■ **Written request**: Pick out all lines with the word "screenshot" from the records that follow.

■ **Extracted material**:

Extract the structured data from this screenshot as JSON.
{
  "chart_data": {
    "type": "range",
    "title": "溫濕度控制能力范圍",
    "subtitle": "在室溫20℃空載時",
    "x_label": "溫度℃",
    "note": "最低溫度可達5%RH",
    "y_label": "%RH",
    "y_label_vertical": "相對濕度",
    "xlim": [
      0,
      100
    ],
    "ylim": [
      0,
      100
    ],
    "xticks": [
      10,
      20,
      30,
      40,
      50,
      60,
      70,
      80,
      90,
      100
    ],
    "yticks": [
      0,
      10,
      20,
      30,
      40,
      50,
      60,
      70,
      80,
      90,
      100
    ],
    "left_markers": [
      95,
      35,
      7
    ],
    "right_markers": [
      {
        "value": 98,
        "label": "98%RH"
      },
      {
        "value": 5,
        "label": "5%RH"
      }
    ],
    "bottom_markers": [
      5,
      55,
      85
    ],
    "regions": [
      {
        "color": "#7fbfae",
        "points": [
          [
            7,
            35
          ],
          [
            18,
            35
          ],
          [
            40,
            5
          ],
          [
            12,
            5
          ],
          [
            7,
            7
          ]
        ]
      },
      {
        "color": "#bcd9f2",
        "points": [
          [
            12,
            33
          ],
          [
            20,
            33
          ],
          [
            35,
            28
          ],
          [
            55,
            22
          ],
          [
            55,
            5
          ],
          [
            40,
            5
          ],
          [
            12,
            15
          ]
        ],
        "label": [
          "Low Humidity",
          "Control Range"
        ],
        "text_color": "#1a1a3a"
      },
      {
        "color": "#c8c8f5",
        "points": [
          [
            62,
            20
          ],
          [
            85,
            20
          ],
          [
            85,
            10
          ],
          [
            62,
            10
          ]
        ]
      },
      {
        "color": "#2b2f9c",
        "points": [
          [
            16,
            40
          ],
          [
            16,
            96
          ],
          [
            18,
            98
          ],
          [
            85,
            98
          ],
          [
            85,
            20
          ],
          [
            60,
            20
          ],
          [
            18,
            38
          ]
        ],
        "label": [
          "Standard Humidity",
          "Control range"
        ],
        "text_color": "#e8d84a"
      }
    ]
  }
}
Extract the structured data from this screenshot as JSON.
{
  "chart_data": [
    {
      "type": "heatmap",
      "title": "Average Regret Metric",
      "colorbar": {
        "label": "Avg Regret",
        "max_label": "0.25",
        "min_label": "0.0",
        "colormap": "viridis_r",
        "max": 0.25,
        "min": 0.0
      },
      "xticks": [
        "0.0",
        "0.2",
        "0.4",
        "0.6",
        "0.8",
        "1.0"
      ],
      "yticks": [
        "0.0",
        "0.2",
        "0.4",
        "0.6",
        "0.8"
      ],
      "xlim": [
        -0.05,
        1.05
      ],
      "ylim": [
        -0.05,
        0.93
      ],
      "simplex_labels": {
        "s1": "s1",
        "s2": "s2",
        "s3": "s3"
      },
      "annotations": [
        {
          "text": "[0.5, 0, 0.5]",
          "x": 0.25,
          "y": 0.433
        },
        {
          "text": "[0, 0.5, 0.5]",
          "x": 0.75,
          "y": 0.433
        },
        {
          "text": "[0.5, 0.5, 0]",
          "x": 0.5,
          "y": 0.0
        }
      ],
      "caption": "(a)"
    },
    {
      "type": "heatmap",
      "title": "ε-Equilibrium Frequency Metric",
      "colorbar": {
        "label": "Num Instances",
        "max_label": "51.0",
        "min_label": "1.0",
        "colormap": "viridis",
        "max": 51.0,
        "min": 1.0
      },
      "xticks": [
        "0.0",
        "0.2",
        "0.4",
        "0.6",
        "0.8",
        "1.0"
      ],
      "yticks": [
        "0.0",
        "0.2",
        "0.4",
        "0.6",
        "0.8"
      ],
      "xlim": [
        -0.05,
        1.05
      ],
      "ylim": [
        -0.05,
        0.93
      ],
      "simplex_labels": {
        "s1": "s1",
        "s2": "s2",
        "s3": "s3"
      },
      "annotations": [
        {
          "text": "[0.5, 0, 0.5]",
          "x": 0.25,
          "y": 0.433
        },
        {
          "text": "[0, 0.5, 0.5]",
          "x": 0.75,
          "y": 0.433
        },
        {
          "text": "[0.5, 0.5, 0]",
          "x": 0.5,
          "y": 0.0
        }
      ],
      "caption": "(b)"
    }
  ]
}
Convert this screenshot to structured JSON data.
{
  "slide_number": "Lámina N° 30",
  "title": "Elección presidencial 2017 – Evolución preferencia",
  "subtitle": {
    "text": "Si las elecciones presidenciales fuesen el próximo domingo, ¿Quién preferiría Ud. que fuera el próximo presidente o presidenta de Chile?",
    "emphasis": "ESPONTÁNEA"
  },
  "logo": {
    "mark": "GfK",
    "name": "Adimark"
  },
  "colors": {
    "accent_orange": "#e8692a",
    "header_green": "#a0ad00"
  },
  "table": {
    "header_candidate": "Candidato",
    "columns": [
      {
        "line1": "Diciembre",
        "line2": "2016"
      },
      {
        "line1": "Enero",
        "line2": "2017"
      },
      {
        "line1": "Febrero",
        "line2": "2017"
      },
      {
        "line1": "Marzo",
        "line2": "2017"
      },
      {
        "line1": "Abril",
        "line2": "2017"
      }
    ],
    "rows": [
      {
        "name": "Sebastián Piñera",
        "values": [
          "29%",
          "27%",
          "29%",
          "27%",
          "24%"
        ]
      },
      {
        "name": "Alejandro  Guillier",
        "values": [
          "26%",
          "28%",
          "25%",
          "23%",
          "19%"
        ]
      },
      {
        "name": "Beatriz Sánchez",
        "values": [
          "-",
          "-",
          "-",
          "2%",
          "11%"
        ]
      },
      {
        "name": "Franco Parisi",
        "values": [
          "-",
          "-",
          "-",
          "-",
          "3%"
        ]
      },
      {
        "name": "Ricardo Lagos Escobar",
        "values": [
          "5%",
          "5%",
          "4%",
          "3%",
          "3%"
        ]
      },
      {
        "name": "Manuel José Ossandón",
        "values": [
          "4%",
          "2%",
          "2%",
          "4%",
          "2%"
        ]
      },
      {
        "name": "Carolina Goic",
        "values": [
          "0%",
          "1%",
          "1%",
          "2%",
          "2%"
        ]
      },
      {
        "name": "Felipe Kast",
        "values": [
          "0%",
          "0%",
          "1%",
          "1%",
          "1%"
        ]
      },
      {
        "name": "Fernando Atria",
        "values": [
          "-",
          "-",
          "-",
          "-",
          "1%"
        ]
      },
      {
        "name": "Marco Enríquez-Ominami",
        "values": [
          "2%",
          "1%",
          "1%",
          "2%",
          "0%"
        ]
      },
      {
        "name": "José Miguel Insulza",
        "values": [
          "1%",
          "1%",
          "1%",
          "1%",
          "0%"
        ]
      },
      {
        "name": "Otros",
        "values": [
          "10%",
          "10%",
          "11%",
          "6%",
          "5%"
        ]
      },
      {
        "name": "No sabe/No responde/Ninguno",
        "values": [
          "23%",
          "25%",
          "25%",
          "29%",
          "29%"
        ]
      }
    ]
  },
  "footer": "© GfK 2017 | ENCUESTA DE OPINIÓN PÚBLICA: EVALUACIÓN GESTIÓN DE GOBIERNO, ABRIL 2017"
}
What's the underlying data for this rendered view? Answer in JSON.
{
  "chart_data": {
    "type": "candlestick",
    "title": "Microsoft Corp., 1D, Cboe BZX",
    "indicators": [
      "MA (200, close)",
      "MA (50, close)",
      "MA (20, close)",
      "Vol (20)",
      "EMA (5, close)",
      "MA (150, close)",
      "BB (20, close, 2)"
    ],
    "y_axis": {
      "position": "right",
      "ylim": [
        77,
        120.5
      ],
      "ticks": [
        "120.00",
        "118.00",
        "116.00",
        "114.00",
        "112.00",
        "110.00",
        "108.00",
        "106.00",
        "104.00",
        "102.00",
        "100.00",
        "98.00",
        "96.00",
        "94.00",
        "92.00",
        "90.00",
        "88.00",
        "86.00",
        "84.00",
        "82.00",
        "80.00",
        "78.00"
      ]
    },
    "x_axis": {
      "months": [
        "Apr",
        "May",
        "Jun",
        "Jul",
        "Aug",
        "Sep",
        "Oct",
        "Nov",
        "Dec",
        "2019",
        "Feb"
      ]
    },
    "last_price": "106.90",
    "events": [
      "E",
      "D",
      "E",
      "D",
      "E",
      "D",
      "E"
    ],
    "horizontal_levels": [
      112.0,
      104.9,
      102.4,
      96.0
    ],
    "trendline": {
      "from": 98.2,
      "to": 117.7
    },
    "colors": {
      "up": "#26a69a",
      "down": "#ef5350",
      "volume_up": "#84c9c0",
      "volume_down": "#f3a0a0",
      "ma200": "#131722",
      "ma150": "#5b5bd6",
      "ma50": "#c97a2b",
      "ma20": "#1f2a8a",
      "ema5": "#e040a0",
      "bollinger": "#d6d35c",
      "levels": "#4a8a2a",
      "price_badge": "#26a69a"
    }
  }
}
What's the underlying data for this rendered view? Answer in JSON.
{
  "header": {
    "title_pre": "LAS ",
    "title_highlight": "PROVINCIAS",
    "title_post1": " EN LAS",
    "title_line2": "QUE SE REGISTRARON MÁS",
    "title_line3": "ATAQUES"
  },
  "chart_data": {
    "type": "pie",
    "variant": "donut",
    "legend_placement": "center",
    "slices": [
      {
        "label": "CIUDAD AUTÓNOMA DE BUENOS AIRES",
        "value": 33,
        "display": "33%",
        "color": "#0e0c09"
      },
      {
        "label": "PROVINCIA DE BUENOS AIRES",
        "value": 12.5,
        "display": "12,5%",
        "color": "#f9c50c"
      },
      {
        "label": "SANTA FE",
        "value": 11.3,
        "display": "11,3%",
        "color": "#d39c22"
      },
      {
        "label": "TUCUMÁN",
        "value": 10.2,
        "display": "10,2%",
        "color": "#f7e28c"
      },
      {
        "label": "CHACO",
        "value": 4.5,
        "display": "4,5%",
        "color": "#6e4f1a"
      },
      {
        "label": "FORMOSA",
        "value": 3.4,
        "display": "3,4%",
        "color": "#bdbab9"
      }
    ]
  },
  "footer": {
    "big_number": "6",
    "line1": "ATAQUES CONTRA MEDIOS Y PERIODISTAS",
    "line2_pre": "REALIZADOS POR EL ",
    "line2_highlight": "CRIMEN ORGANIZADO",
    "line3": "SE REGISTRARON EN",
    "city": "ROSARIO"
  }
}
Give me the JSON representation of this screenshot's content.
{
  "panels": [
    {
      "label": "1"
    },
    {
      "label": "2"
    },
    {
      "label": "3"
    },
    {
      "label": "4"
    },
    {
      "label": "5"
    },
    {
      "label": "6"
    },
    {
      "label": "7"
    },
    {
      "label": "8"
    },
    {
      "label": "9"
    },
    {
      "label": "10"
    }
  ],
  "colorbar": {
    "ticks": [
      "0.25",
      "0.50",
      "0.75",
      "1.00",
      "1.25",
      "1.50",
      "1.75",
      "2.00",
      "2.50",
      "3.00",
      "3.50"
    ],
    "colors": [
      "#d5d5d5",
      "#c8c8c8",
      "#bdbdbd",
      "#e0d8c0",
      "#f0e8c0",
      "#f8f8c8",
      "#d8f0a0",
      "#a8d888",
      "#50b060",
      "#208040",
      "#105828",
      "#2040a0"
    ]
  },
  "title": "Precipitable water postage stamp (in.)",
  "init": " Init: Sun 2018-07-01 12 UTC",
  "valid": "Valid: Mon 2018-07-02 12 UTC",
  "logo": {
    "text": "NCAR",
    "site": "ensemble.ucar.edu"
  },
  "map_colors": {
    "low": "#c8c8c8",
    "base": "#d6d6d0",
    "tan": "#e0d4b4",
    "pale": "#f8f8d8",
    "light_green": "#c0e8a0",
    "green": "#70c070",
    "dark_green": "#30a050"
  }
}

■ **Written answer**:
Extract the structured data from this screenshot as JSON.
Extract the structured data from this screenshot as JSON.
Convert this screenshot to structured JSON data.
Give me the JSON representation of this screenshot's content.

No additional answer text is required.